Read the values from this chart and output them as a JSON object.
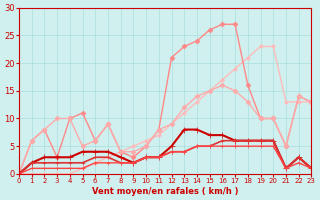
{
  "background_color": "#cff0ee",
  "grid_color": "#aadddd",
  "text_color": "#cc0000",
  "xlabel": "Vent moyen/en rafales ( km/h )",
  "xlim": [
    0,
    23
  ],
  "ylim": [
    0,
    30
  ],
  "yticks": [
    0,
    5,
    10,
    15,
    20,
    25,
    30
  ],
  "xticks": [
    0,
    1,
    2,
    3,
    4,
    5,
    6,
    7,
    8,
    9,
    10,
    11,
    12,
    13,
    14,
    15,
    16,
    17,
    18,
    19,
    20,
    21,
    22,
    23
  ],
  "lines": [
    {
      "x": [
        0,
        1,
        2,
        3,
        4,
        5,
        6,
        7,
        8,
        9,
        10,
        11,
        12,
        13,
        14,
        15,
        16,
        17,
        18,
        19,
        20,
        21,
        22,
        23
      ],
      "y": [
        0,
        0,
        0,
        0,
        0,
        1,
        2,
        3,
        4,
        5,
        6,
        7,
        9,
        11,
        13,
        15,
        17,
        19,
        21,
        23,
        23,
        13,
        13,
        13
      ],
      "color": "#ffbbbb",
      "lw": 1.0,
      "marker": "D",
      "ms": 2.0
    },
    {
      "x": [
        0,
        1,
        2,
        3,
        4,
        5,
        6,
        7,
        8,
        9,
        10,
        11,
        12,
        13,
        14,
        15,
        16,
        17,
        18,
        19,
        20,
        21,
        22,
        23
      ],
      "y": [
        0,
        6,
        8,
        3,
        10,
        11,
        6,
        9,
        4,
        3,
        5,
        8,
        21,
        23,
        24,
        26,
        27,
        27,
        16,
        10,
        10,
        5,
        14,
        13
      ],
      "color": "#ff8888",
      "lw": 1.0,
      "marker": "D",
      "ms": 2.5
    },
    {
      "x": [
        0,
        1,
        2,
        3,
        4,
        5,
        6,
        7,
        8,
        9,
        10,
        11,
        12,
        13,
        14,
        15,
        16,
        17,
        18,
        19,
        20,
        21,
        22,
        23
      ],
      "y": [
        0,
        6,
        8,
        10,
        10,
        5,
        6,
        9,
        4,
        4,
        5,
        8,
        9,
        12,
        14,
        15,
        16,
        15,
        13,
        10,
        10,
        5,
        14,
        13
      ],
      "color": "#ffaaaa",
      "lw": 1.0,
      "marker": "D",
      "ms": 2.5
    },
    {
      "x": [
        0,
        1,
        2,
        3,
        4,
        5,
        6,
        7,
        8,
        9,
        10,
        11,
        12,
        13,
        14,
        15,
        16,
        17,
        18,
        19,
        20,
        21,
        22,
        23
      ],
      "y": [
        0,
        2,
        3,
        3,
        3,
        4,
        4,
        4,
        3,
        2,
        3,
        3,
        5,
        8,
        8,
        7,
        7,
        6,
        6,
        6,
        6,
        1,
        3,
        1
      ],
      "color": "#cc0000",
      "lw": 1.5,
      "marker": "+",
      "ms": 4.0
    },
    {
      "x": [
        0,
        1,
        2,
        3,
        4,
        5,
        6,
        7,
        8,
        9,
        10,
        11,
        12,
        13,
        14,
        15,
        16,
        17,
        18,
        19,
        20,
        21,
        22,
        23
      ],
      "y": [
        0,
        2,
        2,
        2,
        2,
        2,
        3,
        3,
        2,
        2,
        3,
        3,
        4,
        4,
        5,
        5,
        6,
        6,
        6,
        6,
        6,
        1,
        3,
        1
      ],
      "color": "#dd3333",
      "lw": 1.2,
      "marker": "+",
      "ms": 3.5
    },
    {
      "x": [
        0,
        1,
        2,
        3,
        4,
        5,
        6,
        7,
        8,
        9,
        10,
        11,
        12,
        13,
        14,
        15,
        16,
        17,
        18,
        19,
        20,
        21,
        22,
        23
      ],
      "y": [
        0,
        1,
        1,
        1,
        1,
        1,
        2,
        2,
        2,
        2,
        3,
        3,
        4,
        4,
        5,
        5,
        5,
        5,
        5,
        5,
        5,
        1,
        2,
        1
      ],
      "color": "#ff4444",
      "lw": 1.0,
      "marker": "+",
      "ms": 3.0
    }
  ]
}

▬▬▬▬▬▬

PROBLEM DESCRIPTION
Each entry gets copied exactly; the pictures stay out.

CORRECT OUTPUT
Read the values from this chart and output them as a JSON object.
{
  "background_color": "#cff0ee",
  "grid_color": "#aadddd",
  "text_color": "#cc0000",
  "xlabel": "Vent moyen/en rafales ( km/h )",
  "xlim": [
    0,
    23
  ],
  "ylim": [
    0,
    30
  ],
  "yticks": [
    0,
    5,
    10,
    15,
    20,
    25,
    30
  ],
  "xticks": [
    0,
    1,
    2,
    3,
    4,
    5,
    6,
    7,
    8,
    9,
    10,
    11,
    12,
    13,
    14,
    15,
    16,
    17,
    18,
    19,
    20,
    21,
    22,
    23
  ],
  "lines": [
    {
      "x": [
        0,
        1,
        2,
        3,
        4,
        5,
        6,
        7,
        8,
        9,
        10,
        11,
        12,
        13,
        14,
        15,
        16,
        17,
        18,
        19,
        20,
        21,
        22,
        23
      ],
      "y": [
        0,
        0,
        0,
        0,
        0,
        1,
        2,
        3,
        4,
        5,
        6,
        7,
        9,
        11,
        13,
        15,
        17,
        19,
        21,
        23,
        23,
        13,
        13,
        13
      ],
      "color": "#ffbbbb",
      "lw": 1.0,
      "marker": "D",
      "ms": 2.0
    },
    {
      "x": [
        0,
        1,
        2,
        3,
        4,
        5,
        6,
        7,
        8,
        9,
        10,
        11,
        12,
        13,
        14,
        15,
        16,
        17,
        18,
        19,
        20,
        21,
        22,
        23
      ],
      "y": [
        0,
        6,
        8,
        3,
        10,
        11,
        6,
        9,
        4,
        3,
        5,
        8,
        21,
        23,
        24,
        26,
        27,
        27,
        16,
        10,
        10,
        5,
        14,
        13
      ],
      "color": "#ff8888",
      "lw": 1.0,
      "marker": "D",
      "ms": 2.5
    },
    {
      "x": [
        0,
        1,
        2,
        3,
        4,
        5,
        6,
        7,
        8,
        9,
        10,
        11,
        12,
        13,
        14,
        15,
        16,
        17,
        18,
        19,
        20,
        21,
        22,
        23
      ],
      "y": [
        0,
        6,
        8,
        10,
        10,
        5,
        6,
        9,
        4,
        4,
        5,
        8,
        9,
        12,
        14,
        15,
        16,
        15,
        13,
        10,
        10,
        5,
        14,
        13
      ],
      "color": "#ffaaaa",
      "lw": 1.0,
      "marker": "D",
      "ms": 2.5
    },
    {
      "x": [
        0,
        1,
        2,
        3,
        4,
        5,
        6,
        7,
        8,
        9,
        10,
        11,
        12,
        13,
        14,
        15,
        16,
        17,
        18,
        19,
        20,
        21,
        22,
        23
      ],
      "y": [
        0,
        2,
        3,
        3,
        3,
        4,
        4,
        4,
        3,
        2,
        3,
        3,
        5,
        8,
        8,
        7,
        7,
        6,
        6,
        6,
        6,
        1,
        3,
        1
      ],
      "color": "#cc0000",
      "lw": 1.5,
      "marker": "+",
      "ms": 4.0
    },
    {
      "x": [
        0,
        1,
        2,
        3,
        4,
        5,
        6,
        7,
        8,
        9,
        10,
        11,
        12,
        13,
        14,
        15,
        16,
        17,
        18,
        19,
        20,
        21,
        22,
        23
      ],
      "y": [
        0,
        2,
        2,
        2,
        2,
        2,
        3,
        3,
        2,
        2,
        3,
        3,
        4,
        4,
        5,
        5,
        6,
        6,
        6,
        6,
        6,
        1,
        3,
        1
      ],
      "color": "#dd3333",
      "lw": 1.2,
      "marker": "+",
      "ms": 3.5
    },
    {
      "x": [
        0,
        1,
        2,
        3,
        4,
        5,
        6,
        7,
        8,
        9,
        10,
        11,
        12,
        13,
        14,
        15,
        16,
        17,
        18,
        19,
        20,
        21,
        22,
        23
      ],
      "y": [
        0,
        1,
        1,
        1,
        1,
        1,
        2,
        2,
        2,
        2,
        3,
        3,
        4,
        4,
        5,
        5,
        5,
        5,
        5,
        5,
        5,
        1,
        2,
        1
      ],
      "color": "#ff4444",
      "lw": 1.0,
      "marker": "+",
      "ms": 3.0
    }
  ]
}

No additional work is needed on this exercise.